## Task directions
The lines to extract begin at the line that contains "Extract the structured" and run through the last line of the listing; reproduce them exactly, minus any pictures.
*** Stored rows ***
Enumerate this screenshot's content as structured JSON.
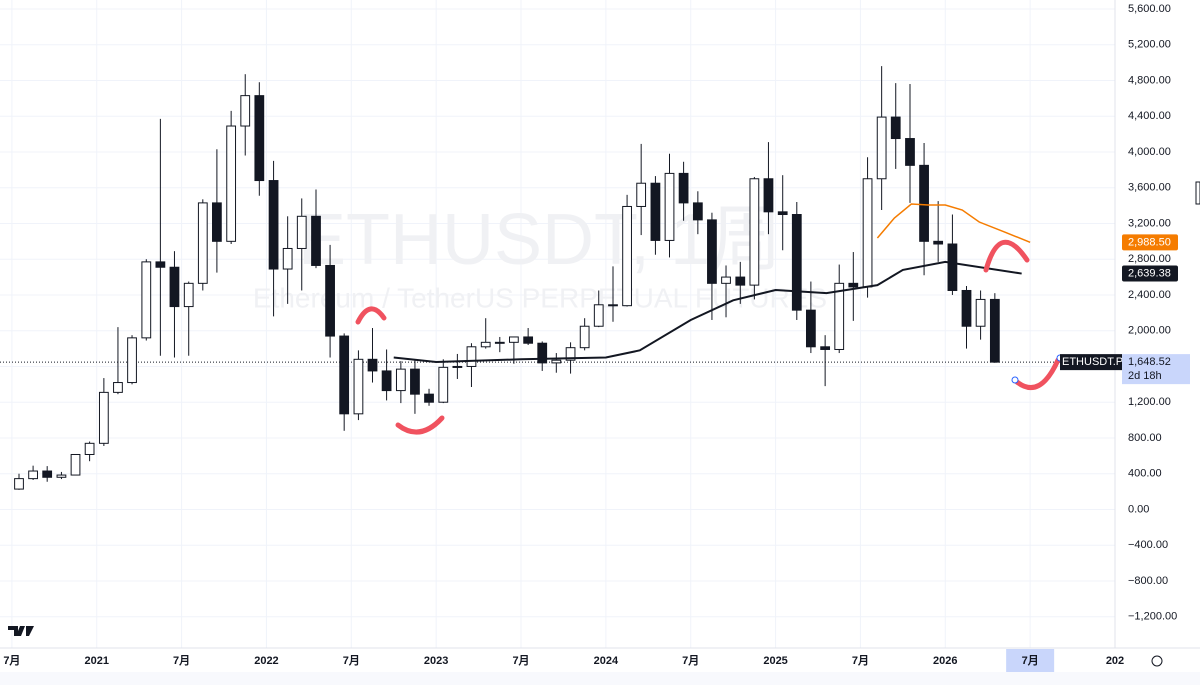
{
  "chart_data": {
    "type": "candlestick",
    "watermark": {
      "symbol": "ETHUSDT, 1周",
      "description": "Ethereum / TetherUS PERPETUAL FUTURES"
    },
    "x": [
      2020.542,
      2020.625,
      2020.708,
      2020.792,
      2020.875,
      2020.958,
      2021.042,
      2021.125,
      2021.208,
      2021.292,
      2021.375,
      2021.458,
      2021.542,
      2021.625,
      2021.708,
      2021.792,
      2021.875,
      2021.958,
      2022.042,
      2022.125,
      2022.208,
      2022.292,
      2022.375,
      2022.458,
      2022.542,
      2022.625,
      2022.708,
      2022.792,
      2022.875,
      2022.958,
      2023.042,
      2023.125,
      2023.208,
      2023.292,
      2023.375,
      2023.458,
      2023.542,
      2023.625,
      2023.708,
      2023.792,
      2023.875,
      2023.958,
      2024.042,
      2024.125,
      2024.208,
      2024.292,
      2024.375,
      2024.458,
      2024.542,
      2024.625,
      2024.708,
      2024.792,
      2024.875,
      2024.958,
      2025.042,
      2025.125,
      2025.208,
      2025.292,
      2025.375,
      2025.458,
      2025.542,
      2025.625,
      2025.708,
      2025.792,
      2025.875,
      2025.958,
      2026.042,
      2026.125,
      2026.208,
      2026.292
    ],
    "open": [
      228,
      345,
      430,
      360,
      385,
      615,
      740,
      1310,
      1420,
      1920,
      2770,
      2710,
      2270,
      2530,
      3430,
      3000,
      4290,
      4630,
      3680,
      2690,
      2920,
      3280,
      2730,
      1940,
      1070,
      1680,
      1550,
      1330,
      1570,
      1290,
      1200,
      1590,
      1600,
      1820,
      1870,
      1870,
      1930,
      1860,
      1640,
      1670,
      1810,
      2050,
      2290,
      2280,
      3390,
      3650,
      3010,
      3760,
      3430,
      3240,
      2530,
      2600,
      2510,
      3700,
      3330,
      3300,
      2230,
      1820,
      1790,
      2530,
      2490,
      3700,
      4390,
      4150,
      3850,
      3000,
      2970,
      2450,
      2050,
      2350
    ],
    "high": [
      400,
      490,
      485,
      420,
      620,
      760,
      1470,
      2040,
      1950,
      2800,
      4370,
      2890,
      2550,
      3470,
      4030,
      4460,
      4870,
      4780,
      3900,
      3280,
      3480,
      3580,
      2960,
      1970,
      1780,
      2030,
      1790,
      1660,
      1680,
      1350,
      1680,
      1740,
      1860,
      2140,
      1930,
      1930,
      2030,
      1880,
      1750,
      1870,
      2140,
      2450,
      2720,
      3520,
      4090,
      3730,
      3980,
      3890,
      3560,
      3320,
      2730,
      2770,
      3720,
      4110,
      3740,
      3440,
      2550,
      1950,
      2740,
      2880,
      3940,
      4960,
      4770,
      4760,
      4100,
      3450,
      3300,
      2500,
      2450,
      2420
    ],
    "low": [
      220,
      330,
      310,
      340,
      380,
      540,
      710,
      1290,
      1400,
      1890,
      1720,
      1700,
      1720,
      2450,
      2650,
      2970,
      3960,
      3510,
      2160,
      2300,
      2450,
      2700,
      1700,
      880,
      1000,
      1420,
      1220,
      1190,
      1070,
      1160,
      1190,
      1460,
      1370,
      1800,
      1760,
      1630,
      1840,
      1550,
      1530,
      1520,
      1780,
      2040,
      2100,
      2270,
      3070,
      2850,
      2820,
      3230,
      3080,
      2120,
      2150,
      2300,
      2350,
      3080,
      2900,
      2120,
      1750,
      1380,
      1750,
      2110,
      2370,
      3350,
      3810,
      3430,
      2620,
      2770,
      2400,
      1800,
      1900,
      1640
    ],
    "close": [
      345,
      430,
      360,
      385,
      615,
      740,
      1310,
      1420,
      1920,
      2770,
      2710,
      2270,
      2530,
      3430,
      3000,
      4290,
      4630,
      3680,
      2690,
      2920,
      3280,
      2730,
      1940,
      1070,
      1680,
      1550,
      1330,
      1570,
      1290,
      1200,
      1590,
      1600,
      1820,
      1870,
      1870,
      1930,
      1860,
      1640,
      1670,
      1810,
      2050,
      2290,
      2280,
      3390,
      3650,
      3010,
      3760,
      3430,
      3240,
      2530,
      2600,
      2510,
      3700,
      3330,
      3300,
      2230,
      1820,
      1790,
      2530,
      2490,
      3700,
      4390,
      4150,
      3850,
      3000,
      2970,
      2450,
      2050,
      2350,
      1648.52
    ],
    "up_color": "#ffffff",
    "down_color": "#131722",
    "wick_color": "#131722",
    "lines": [
      {
        "color": "#131722",
        "x": [
          2022.75,
          2023.0,
          2023.5,
          2024.0,
          2024.2,
          2024.5,
          2024.75,
          2025.0,
          2025.3,
          2025.6,
          2025.75,
          2026.0,
          2026.45
        ],
        "values": [
          1700,
          1650,
          1680,
          1700,
          1780,
          2120,
          2340,
          2455,
          2420,
          2510,
          2680,
          2770,
          2639.38
        ],
        "price_label": {
          "value": 2639.38,
          "label": "2,639.38"
        }
      },
      {
        "color": "#f57c00",
        "x": [
          2025.6,
          2025.7,
          2025.8,
          2025.9,
          2026.0,
          2026.1,
          2026.2,
          2026.35,
          2026.5
        ],
        "values": [
          3037,
          3261,
          3417,
          3406,
          3406,
          3350,
          3216,
          3104,
          2988.5
        ],
        "price_label": {
          "value": 2988.5,
          "label": "2,988.50"
        }
      }
    ],
    "last_price": {
      "symbol": "ETHUSDT.P",
      "value": 1648.52,
      "label": "1,648.52",
      "countdown": "2d 18h"
    },
    "crosshair_x": 2026.5,
    "xlim": [
      2020.43,
      2027.0
    ],
    "xticks": [
      {
        "value": 2020.5,
        "label": "7月"
      },
      2021,
      {
        "value": 2021.5,
        "label": "7月"
      },
      2022,
      {
        "value": 2022.5,
        "label": "7月"
      },
      2023,
      {
        "value": 2023.5,
        "label": "7月"
      },
      2024,
      {
        "value": 2024.5,
        "label": "7月"
      },
      2025,
      {
        "value": 2025.5,
        "label": "7月"
      },
      2026,
      {
        "value": 2026.5,
        "label": "7月"
      },
      {
        "value": 2027,
        "label": "202"
      }
    ],
    "ylim": [
      -1550,
      5700
    ],
    "yticks": [
      {
        "value": -1200,
        "label": "−1,200.00"
      },
      {
        "value": -800,
        "label": "−800.00"
      },
      {
        "value": -400,
        "label": "−400.00"
      },
      {
        "value": 0,
        "label": "0.00"
      },
      {
        "value": 400,
        "label": "400.00"
      },
      {
        "value": 800,
        "label": "800.00"
      },
      {
        "value": 1200,
        "label": "1,200.00"
      },
      {
        "value": 1600,
        "label": "1,600.00"
      },
      {
        "value": 2000,
        "label": "2,000.00"
      },
      {
        "value": 2400,
        "label": "2,400.00"
      },
      {
        "value": 2800,
        "label": "2,800.00"
      },
      {
        "value": 3200,
        "label": "3,200.00"
      },
      {
        "value": 3600,
        "label": "3,600.00"
      },
      {
        "value": 4000,
        "label": "4,000.00"
      },
      {
        "value": 4400,
        "label": "4,400.00"
      },
      {
        "value": 4800,
        "label": "4,800.00"
      },
      {
        "value": 5200,
        "label": "5,200.00"
      },
      {
        "value": 5600,
        "label": "5,600.00"
      }
    ],
    "grid": true
  }
}
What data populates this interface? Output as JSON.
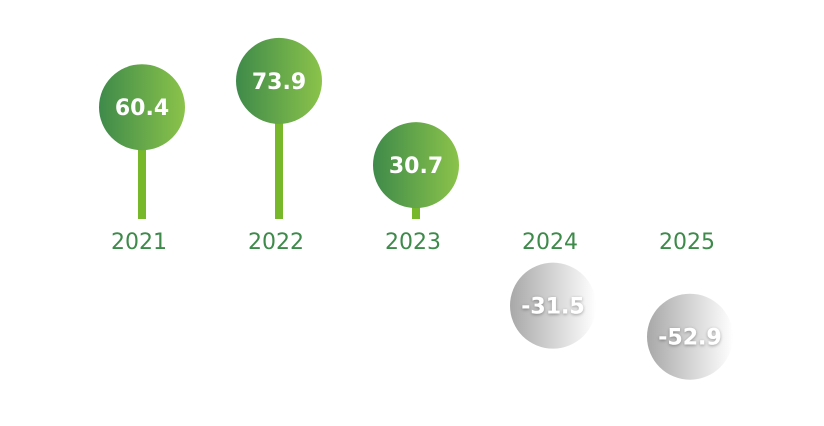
{
  "chart_data": {
    "type": "lollipop",
    "categories": [
      "2021",
      "2022",
      "2023",
      "2024",
      "2025"
    ],
    "values": [
      60.4,
      73.9,
      30.7,
      -31.5,
      -52.9
    ],
    "labels": [
      "60.4",
      "73.9",
      "30.7",
      "-31.5",
      "-52.9"
    ],
    "title": "",
    "xlabel": "",
    "ylabel": "",
    "grid": false,
    "colors": {
      "positive_gradient": [
        "#3e8a4a",
        "#8bc34a"
      ],
      "stem": "#76b82a",
      "negative_gradient": [
        "#a8a8a8",
        "#ffffff"
      ],
      "category_label": "#3d8a4a",
      "value_label": "#ffffff"
    }
  }
}
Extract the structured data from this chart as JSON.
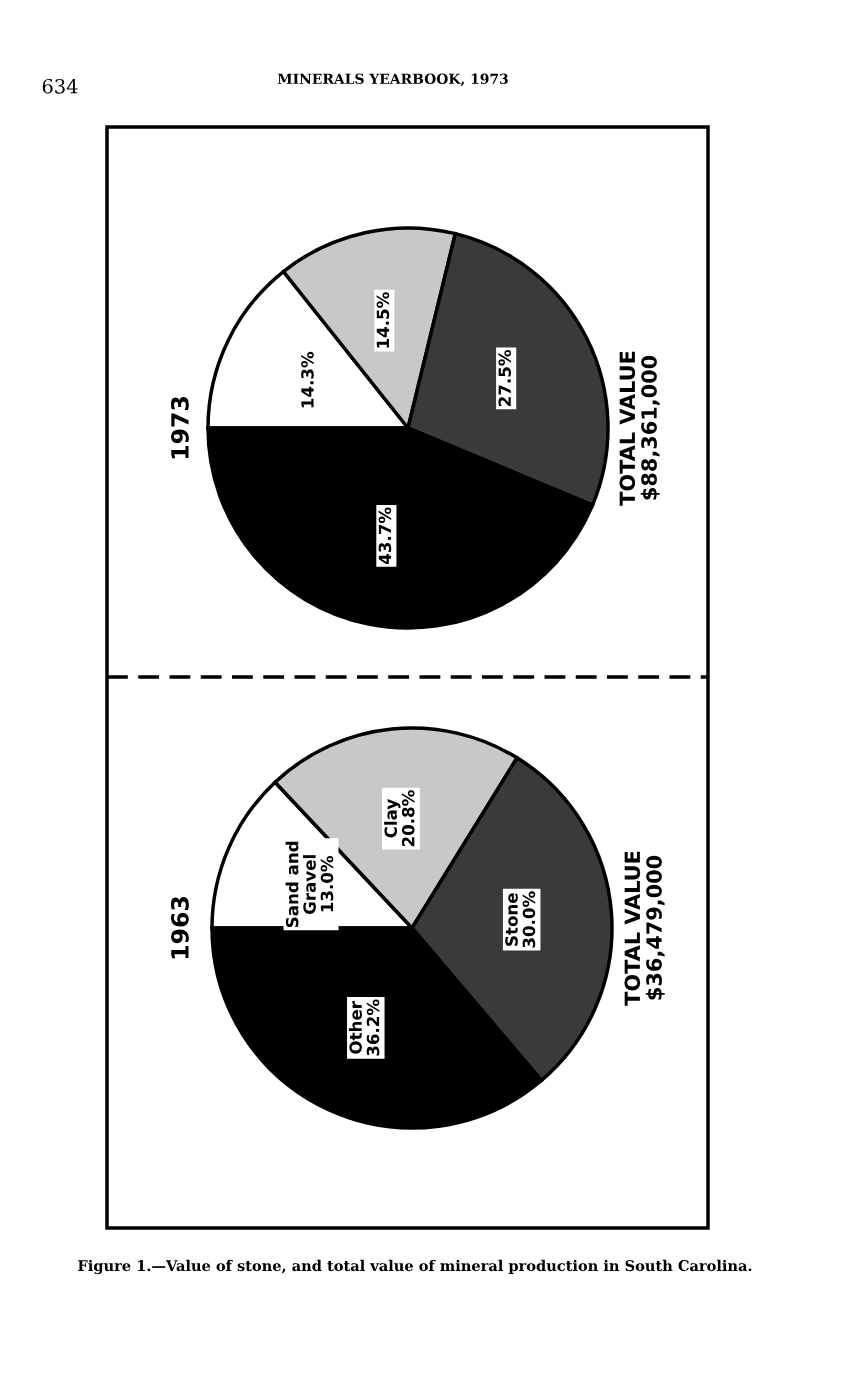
{
  "chart_data": [
    {
      "type": "pie",
      "title": "1973",
      "categories": [
        null,
        null,
        null,
        null
      ],
      "values": [
        14.3,
        14.5,
        27.5,
        43.7
      ],
      "value_labels": [
        "14.3%",
        "14.5%",
        "27.5%",
        "43.7%"
      ],
      "colors": [
        "#ffffff",
        "#c8c8c8",
        "#3a3a3a",
        "#000000"
      ],
      "annotations": [
        "634",
        "MINERALS YEARBOOK, 1973",
        "TOTAL VALUE\n$88,361,000"
      ]
    },
    {
      "type": "pie",
      "title": "1963",
      "categories": [
        "Sand and\nGravel",
        "Clay",
        "Stone",
        "Other"
      ],
      "values": [
        13.0,
        20.8,
        30.0,
        36.2
      ],
      "value_labels": [
        "13.0%",
        "20.8%",
        "30.0%",
        "36.2%"
      ],
      "colors": [
        "#ffffff",
        "#c8c8c8",
        "#3a3a3a",
        "#000000"
      ],
      "annotations": [
        "TOTAL VALUE\n$36,479,000",
        "Figure 1.—Value of stone, and total value of mineral production in South Carolina."
      ]
    }
  ]
}
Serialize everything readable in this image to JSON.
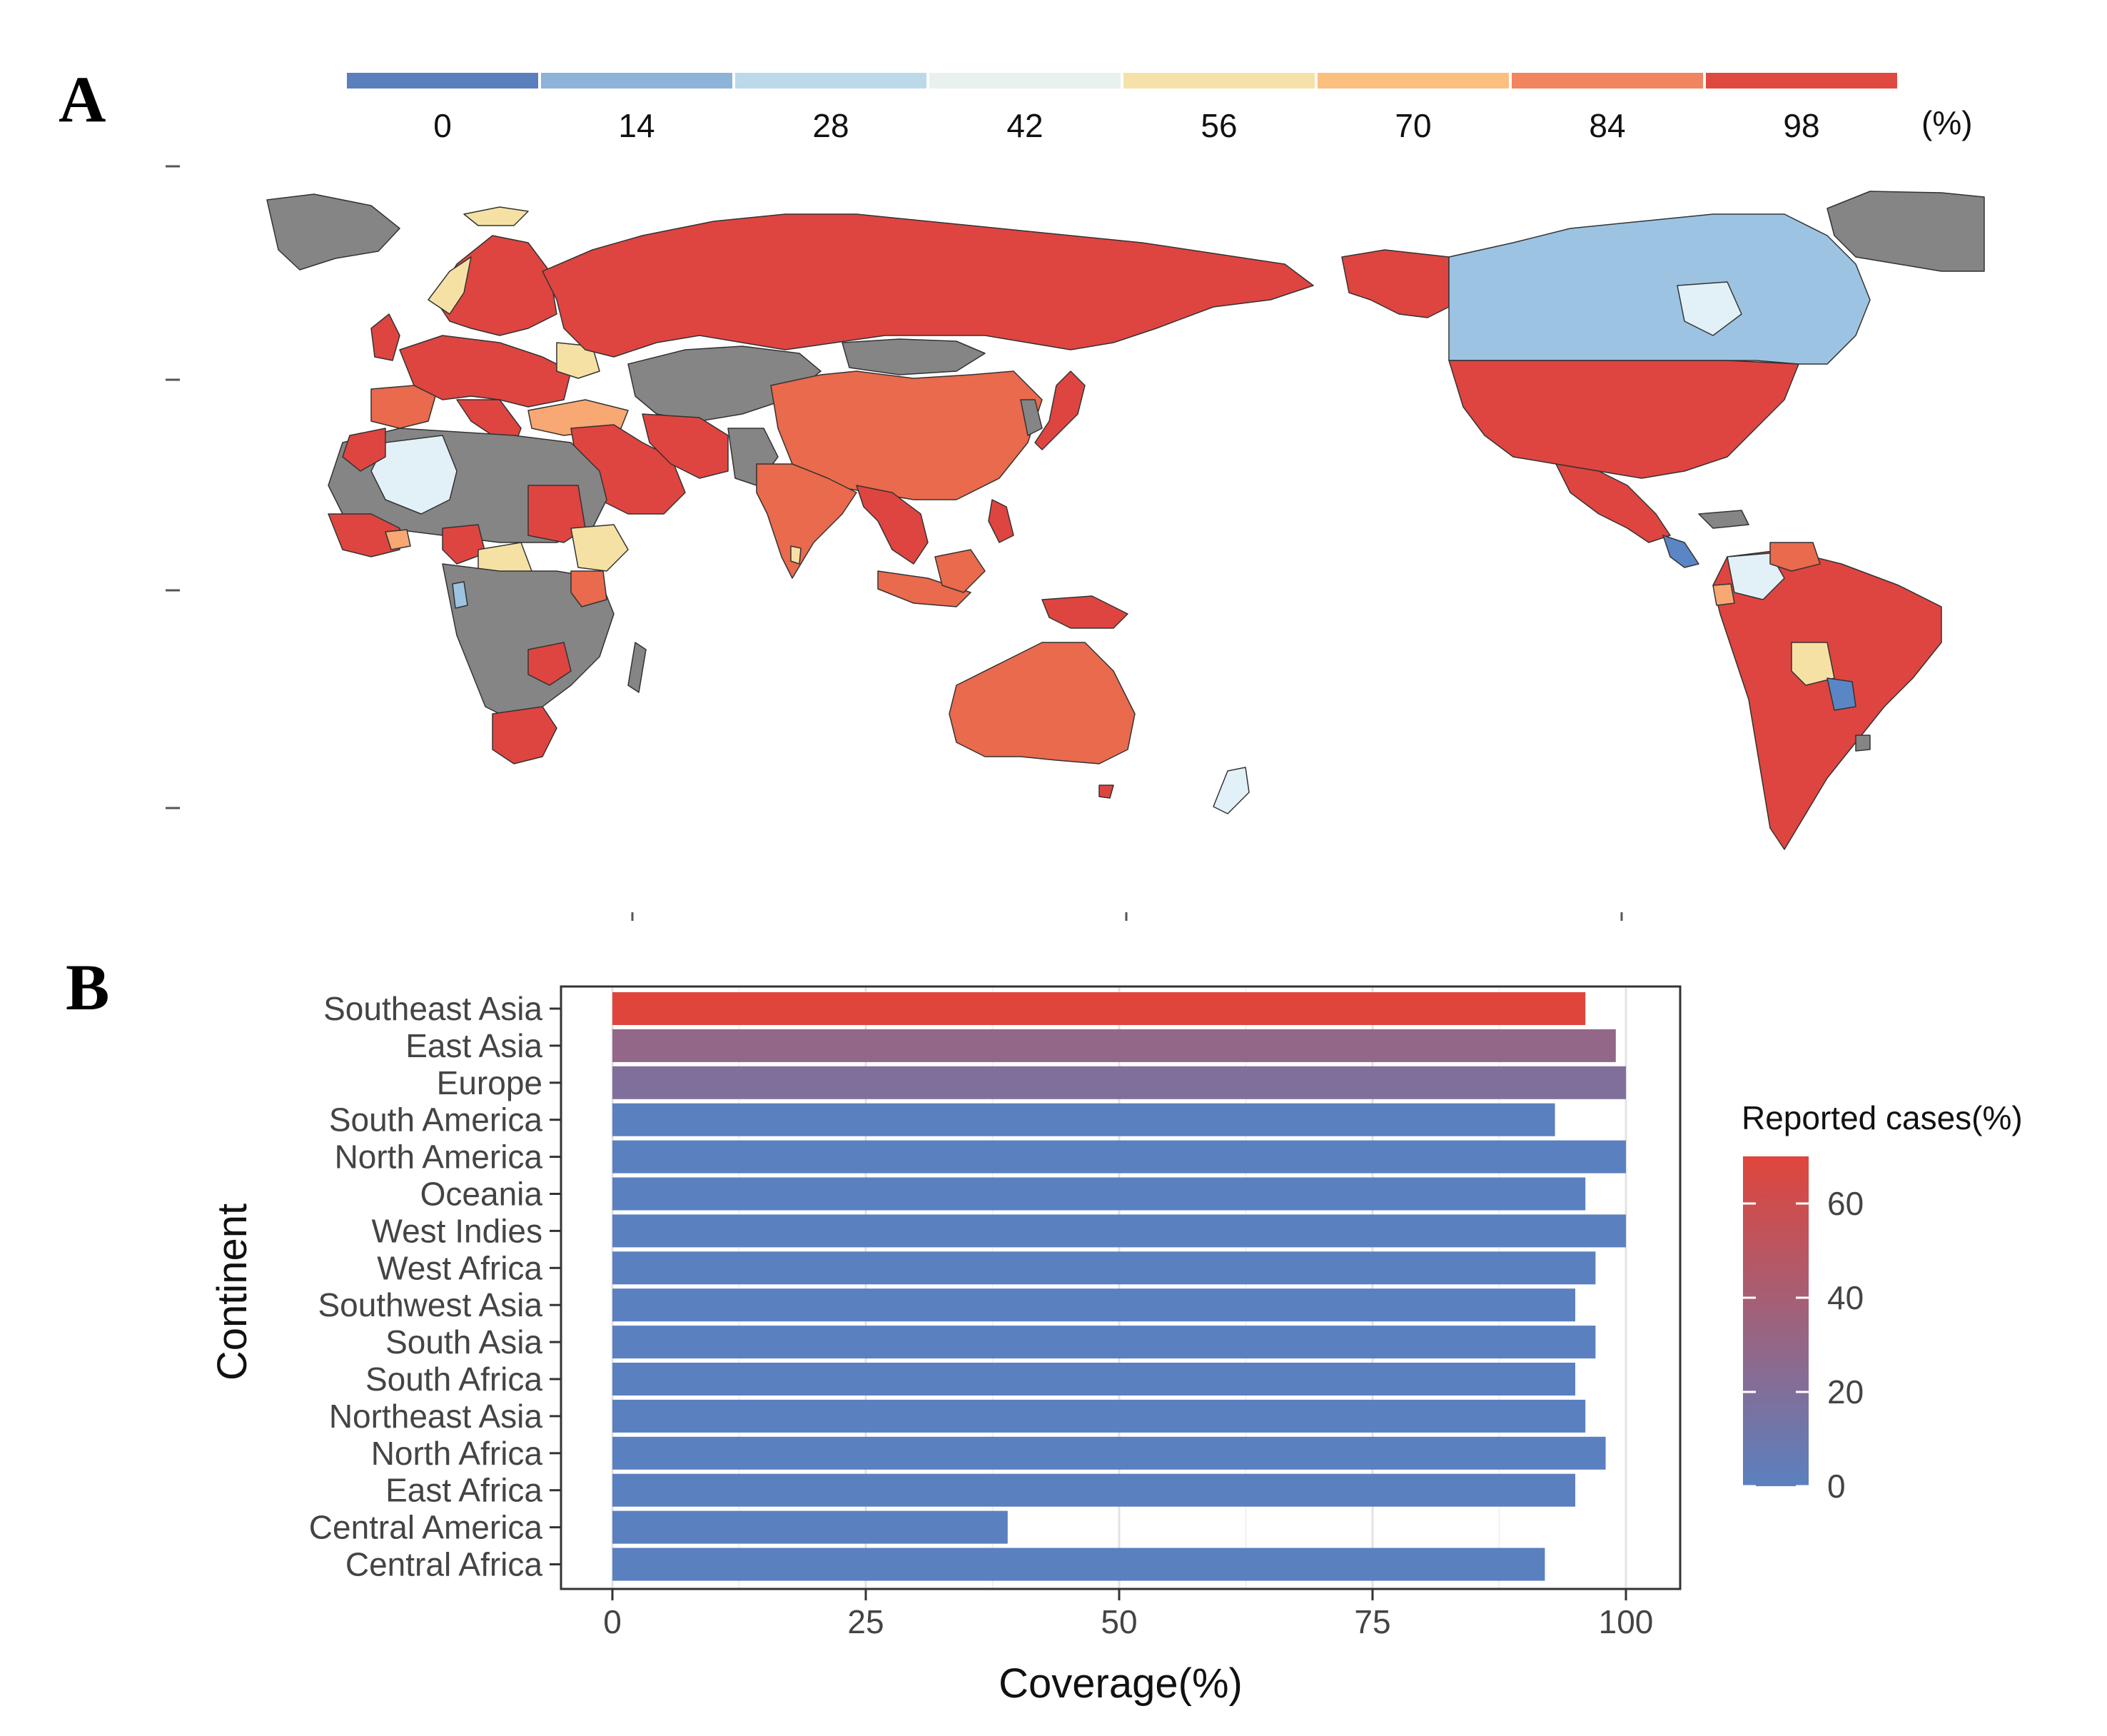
***
## Task answer
Extract the structured data from this chart as JSON.
{
  "chart_data": [
    {
      "type": "pie",
      "title": "1973",
      "categories": [
        null,
        null,
        null,
        null
      ],
      "values": [
        14.3,
        14.5,
        27.5,
        43.7
      ],
      "value_labels": [
        "14.3%",
        "14.5%",
        "27.5%",
        "43.7%"
      ],
      "colors": [
        "#ffffff",
        "#c8c8c8",
        "#3a3a3a",
        "#000000"
      ],
      "annotations": [
        "634",
        "MINERALS YEARBOOK, 1973",
        "TOTAL VALUE\n$88,361,000"
      ]
    },
    {
      "type": "pie",
      "title": "1963",
      "categories": [
        "Sand and\nGravel",
        "Clay",
        "Stone",
        "Other"
      ],
      "values": [
        13.0,
        20.8,
        30.0,
        36.2
      ],
      "value_labels": [
        "13.0%",
        "20.8%",
        "30.0%",
        "36.2%"
      ],
      "colors": [
        "#ffffff",
        "#c8c8c8",
        "#3a3a3a",
        "#000000"
      ],
      "annotations": [
        "TOTAL VALUE\n$36,479,000",
        "Figure 1.—Value of stone, and total value of mineral production in South Carolina."
      ]
    }
  ]
}
Serialize everything readable in this image to JSON.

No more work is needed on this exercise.